__Provided data__

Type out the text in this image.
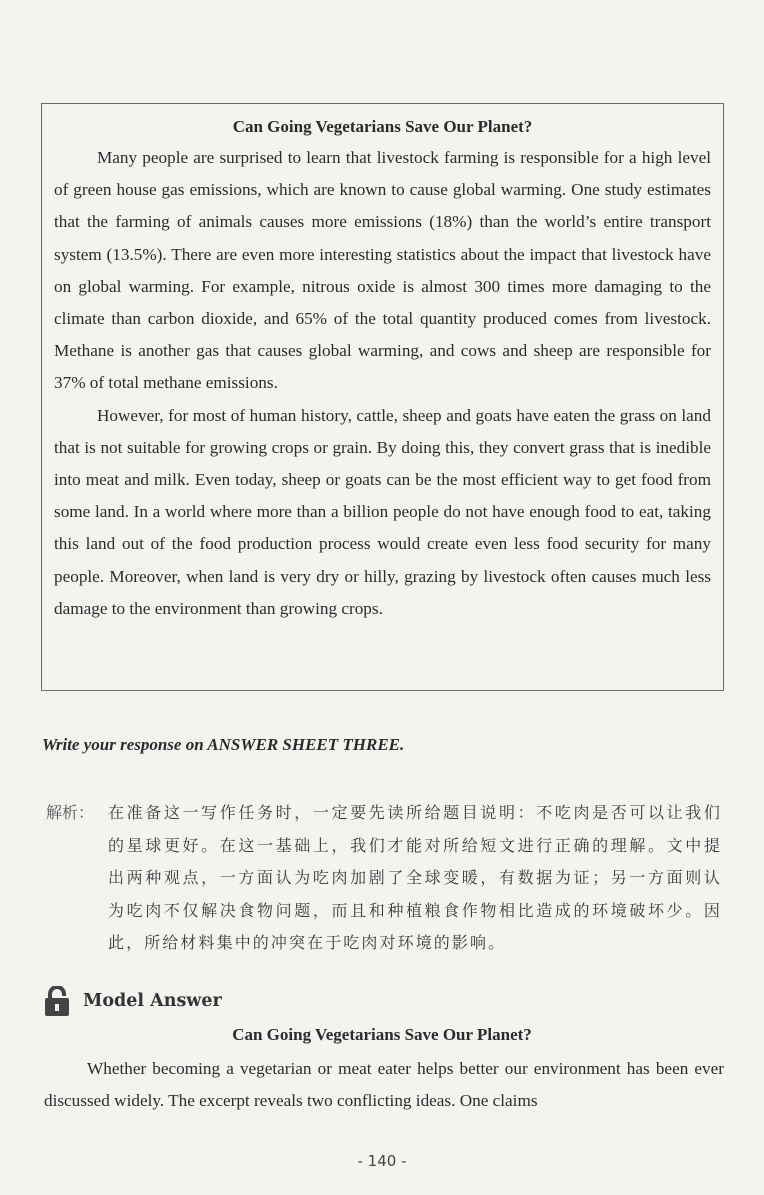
Can Going Vegetarians Save Our Planet?

Many people are surprised to learn that livestock farming is responsible for a high level of green house gas emissions, which are known to cause global warming. One study estimates that the farming of animals causes more emissions (18%) than the world’s entire transport system (13.5%). There are even more interesting statistics about the impact that livestock have on global warming. For example, nitrous oxide is almost 300 times more damaging to the climate than carbon dioxide, and 65% of the total quantity produced comes from livestock. Methane is another gas that causes global warming, and cows and sheep are responsible for 37% of total methane emissions.

However, for most of human history, cattle, sheep and goats have eaten the grass on land that is not suitable for growing crops or grain. By doing this, they convert grass that is inedible into meat and milk. Even today, sheep or goats can be the most efficient way to get food from some land. In a world where more than a billion people do not have enough food to eat, taking this land out of the food production process would create even less food security for many people. Moreover, when land is very dry or hilly, grazing by livestock often causes much less damage to the environment than growing crops.

Write your response on ANSWER SHEET THREE.

解析： 在准备这一写作任务时，一定要先读所给题目说明：不吃肉是否可以让我们的星球更好。在这一基础上，我们才能对所给短文进行正确的理解。文中提出两种观点，一方面认为吃肉加剧了全球变暖，有数据为证；另一方面则认为吃肉不仅解决食物问题，而且和种植粮食作物相比造成的环境破坏少。因此，所给材料集中的冲突在于吃肉对环境的影响。

Model Answer

Can Going Vegetarians Save Our Planet?

Whether becoming a vegetarian or meat eater helps better our environment has been ever discussed widely. The excerpt reveals two conflicting ideas. One claims

- 140 -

__Required work__
How many lines in these entries hold the string "meat"? Answer with the number alone.

__Exercise output__
2